**CHALLENGE:**
The records below should be written out again, exactly.
═════ RECORDS FOR THE TASK
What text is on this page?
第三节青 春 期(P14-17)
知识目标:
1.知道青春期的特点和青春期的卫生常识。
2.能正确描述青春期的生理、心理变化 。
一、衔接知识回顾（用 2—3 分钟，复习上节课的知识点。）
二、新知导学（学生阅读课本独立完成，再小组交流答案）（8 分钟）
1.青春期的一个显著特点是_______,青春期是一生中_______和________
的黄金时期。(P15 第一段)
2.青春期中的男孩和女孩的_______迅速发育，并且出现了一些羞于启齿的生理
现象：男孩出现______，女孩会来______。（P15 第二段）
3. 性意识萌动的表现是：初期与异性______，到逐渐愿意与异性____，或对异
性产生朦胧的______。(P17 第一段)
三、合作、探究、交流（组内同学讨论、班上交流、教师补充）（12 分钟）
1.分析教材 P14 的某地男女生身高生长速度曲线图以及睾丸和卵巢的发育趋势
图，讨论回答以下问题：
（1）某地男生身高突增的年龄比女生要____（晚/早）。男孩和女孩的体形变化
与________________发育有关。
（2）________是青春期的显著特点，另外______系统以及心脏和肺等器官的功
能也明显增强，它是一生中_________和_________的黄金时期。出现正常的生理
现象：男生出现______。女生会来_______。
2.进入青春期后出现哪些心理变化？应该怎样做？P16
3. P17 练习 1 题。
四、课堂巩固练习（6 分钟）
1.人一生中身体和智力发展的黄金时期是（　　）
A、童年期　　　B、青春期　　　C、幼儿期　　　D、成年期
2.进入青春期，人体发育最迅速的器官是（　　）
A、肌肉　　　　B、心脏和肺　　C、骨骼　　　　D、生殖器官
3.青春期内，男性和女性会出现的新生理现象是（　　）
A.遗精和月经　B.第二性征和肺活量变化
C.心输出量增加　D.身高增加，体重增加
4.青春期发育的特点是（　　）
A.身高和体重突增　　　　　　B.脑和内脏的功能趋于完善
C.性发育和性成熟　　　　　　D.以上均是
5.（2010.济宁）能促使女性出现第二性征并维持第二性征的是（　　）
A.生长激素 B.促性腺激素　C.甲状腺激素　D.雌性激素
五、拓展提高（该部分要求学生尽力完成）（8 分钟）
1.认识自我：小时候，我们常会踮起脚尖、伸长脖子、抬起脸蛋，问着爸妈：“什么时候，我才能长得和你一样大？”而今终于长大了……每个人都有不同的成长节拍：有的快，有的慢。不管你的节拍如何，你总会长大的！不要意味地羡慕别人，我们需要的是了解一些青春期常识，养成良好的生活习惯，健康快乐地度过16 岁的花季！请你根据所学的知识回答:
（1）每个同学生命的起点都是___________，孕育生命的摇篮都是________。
══════════
**EXERCISE RESPONSE:**
What text is on this page?
第三节青 春 期(P14-17)
知识目标:
1.知道青春期的特点和青春期的卫生常识。
2.能正确描述青春期的生理、心理变化 。
一、衔接知识回顾（用 2—3 分钟，复习上节课的知识点。）
二、新知导学（学生阅读课本独立完成，再小组交流答案）（8 分钟）
1.青春期的一个显著特点是_______,青春期是一生中_______和________
的黄金时期。(P15 第一段)
2.青春期中的男孩和女孩的_______迅速发育，并且出现了一些羞于启齿的生理
现象：男孩出现______，女孩会来______。（P15 第二段）
3. 性意识萌动的表现是：初期与异性______，到逐渐愿意与异性____，或对异
性产生朦胧的______。(P17 第一段)
三、合作、探究、交流（组内同学讨论、班上交流、教师补充）（12 分钟）
1.分析教材 P14 的某地男女生身高生长速度曲线图以及睾丸和卵巢的发育趋势
图，讨论回答以下问题：
（1）某地男生身高突增的年龄比女生要____（晚/早）。男孩和女孩的体形变化
与________________发育有关。
（2）________是青春期的显著特点，另外______系统以及心脏和肺等器官的功
能也明显增强，它是一生中_________和_________的黄金时期。出现正常的生理
现象：男生出现______。女生会来_______。
2.进入青春期后出现哪些心理变化？应该怎样做？P16
3. P17 练习 1 题。
四、课堂巩固练习（6 分钟）
1.人一生中身体和智力发展的黄金时期是（　　）
A、童年期　　　B、青春期　　　C、幼儿期　　　D、成年期
2.进入青春期，人体发育最迅速的器官是（　　）
A、肌肉　　　　B、心脏和肺　　C、骨骼　　　　D、生殖器官
3.青春期内，男性和女性会出现的新生理现象是（　　）
A.遗精和月经　B.第二性征和肺活量变化
C.心输出量增加　D.身高增加，体重增加
4.青春期发育的特点是（　　）
A.身高和体重突增　　　　　　B.脑和内脏的功能趋于完善
C.性发育和性成熟　　　　　　D.以上均是
5.（2010.济宁）能促使女性出现第二性征并维持第二性征的是（　　）
A.生长激素 B.促性腺激素　C.甲状腺激素　D.雌性激素
五、拓展提高（该部分要求学生尽力完成）（8 分钟）
1.认识自我：小时候，我们常会踮起脚尖、伸长脖子、抬起脸蛋，问着爸妈：“什么时候，我才能长得和你一样大？”而今终于长大了……每个人都有不同的成长节拍：有的快，有的慢。不管你的节拍如何，你总会长大的！不要意味地羡慕别人，我们需要的是了解一些青春期常识，养成良好的生活习惯，健康快乐地度过16 岁的花季！请你根据所学的知识回答:
（1）每个同学生命的起点都是___________，孕育生命的摇篮都是________。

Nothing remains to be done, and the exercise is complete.